## Work to be completed
Where a line holds the string "left", return that line.

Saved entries
** start **

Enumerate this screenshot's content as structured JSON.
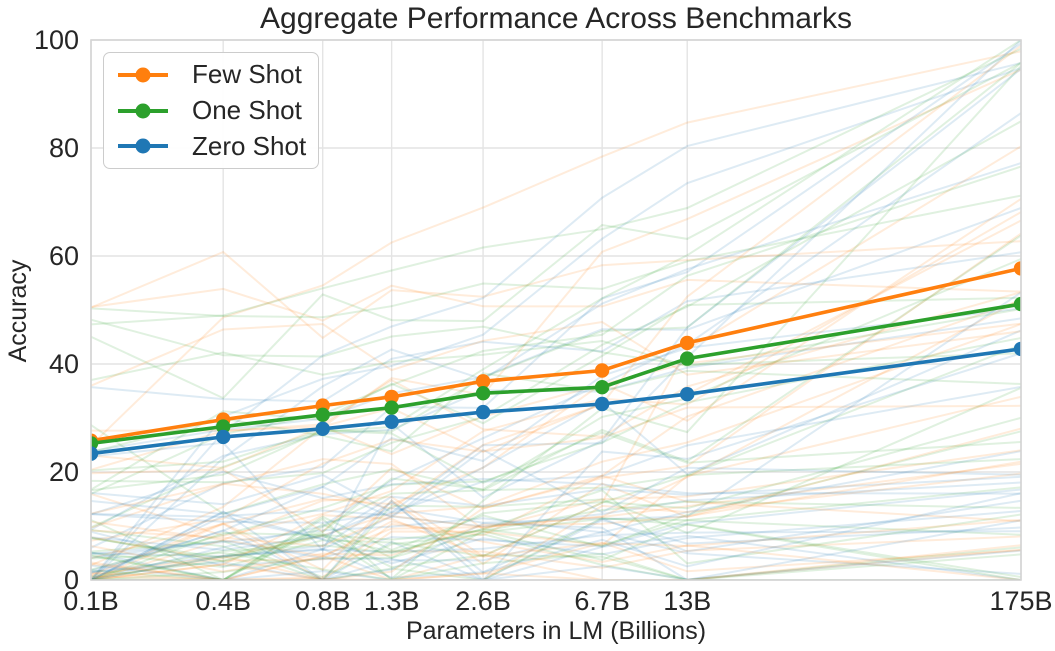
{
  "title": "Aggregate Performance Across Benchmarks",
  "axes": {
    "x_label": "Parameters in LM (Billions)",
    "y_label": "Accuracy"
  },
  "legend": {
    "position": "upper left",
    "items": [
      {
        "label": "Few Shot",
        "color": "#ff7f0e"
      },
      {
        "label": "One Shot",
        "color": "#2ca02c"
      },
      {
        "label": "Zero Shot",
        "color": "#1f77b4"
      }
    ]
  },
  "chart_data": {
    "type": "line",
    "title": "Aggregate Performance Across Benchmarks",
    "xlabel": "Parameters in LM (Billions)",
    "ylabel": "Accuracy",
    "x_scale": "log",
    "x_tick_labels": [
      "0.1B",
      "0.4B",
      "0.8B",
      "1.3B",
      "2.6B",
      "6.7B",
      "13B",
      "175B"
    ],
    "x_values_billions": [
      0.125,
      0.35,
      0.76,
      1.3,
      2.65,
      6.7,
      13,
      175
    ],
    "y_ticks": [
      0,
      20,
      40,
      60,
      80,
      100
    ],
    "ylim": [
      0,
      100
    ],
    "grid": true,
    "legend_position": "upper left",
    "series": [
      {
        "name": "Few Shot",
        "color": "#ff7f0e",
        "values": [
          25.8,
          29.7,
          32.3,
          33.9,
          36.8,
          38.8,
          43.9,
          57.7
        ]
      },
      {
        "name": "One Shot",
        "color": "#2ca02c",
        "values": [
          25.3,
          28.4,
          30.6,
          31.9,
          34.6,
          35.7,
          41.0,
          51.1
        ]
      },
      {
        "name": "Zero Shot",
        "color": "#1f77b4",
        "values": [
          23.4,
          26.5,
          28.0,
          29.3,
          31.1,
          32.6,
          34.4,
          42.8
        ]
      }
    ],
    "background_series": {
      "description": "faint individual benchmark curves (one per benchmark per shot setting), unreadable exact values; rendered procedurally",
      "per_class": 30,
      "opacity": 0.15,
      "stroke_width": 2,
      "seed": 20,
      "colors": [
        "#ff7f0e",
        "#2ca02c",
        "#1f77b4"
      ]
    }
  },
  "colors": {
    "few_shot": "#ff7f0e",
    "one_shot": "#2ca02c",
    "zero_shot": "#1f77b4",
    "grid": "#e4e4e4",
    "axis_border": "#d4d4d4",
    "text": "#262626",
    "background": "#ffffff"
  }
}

** end **
** start **

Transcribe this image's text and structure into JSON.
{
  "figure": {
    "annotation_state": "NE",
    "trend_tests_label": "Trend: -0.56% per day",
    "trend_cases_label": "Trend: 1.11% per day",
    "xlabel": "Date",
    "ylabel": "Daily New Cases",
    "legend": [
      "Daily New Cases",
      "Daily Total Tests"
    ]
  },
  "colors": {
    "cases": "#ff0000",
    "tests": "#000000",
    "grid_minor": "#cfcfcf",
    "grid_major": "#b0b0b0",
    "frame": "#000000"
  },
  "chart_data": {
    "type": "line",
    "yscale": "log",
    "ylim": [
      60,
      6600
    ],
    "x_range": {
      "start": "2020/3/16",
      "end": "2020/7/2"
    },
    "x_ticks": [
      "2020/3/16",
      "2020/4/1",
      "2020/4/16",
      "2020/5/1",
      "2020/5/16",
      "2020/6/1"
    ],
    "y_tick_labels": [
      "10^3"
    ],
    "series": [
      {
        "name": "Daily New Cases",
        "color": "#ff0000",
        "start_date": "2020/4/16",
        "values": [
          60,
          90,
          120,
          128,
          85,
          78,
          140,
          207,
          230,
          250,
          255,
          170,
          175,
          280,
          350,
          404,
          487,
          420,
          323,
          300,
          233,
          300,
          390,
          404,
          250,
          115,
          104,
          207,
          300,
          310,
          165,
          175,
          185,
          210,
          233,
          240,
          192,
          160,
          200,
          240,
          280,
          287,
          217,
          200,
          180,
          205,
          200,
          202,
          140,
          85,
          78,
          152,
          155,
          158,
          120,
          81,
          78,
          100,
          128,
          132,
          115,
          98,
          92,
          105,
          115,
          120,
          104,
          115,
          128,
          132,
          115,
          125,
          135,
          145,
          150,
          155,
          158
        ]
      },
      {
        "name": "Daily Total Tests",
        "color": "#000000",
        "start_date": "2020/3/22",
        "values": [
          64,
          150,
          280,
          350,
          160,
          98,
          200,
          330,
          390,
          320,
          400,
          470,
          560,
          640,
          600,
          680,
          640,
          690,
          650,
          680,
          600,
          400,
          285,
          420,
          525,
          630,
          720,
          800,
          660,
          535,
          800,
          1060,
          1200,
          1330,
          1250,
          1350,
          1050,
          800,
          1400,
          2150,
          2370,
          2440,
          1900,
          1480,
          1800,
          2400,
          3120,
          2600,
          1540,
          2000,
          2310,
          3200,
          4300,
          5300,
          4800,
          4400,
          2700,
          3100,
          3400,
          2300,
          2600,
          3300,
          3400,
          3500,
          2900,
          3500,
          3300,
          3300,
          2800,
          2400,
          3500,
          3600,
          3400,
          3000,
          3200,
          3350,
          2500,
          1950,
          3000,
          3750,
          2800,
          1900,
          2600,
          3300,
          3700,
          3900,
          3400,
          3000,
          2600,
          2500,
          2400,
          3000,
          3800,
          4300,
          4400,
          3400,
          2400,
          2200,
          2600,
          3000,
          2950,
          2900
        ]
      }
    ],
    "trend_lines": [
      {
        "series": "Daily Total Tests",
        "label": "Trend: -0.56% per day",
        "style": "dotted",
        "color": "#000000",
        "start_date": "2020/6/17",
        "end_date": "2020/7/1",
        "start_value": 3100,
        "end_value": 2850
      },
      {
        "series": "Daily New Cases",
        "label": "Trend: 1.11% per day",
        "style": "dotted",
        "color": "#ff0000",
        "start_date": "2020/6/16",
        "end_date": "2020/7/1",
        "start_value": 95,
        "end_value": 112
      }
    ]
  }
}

** end **

## The output
    "position": "upper left",
    "legend_position": "upper left",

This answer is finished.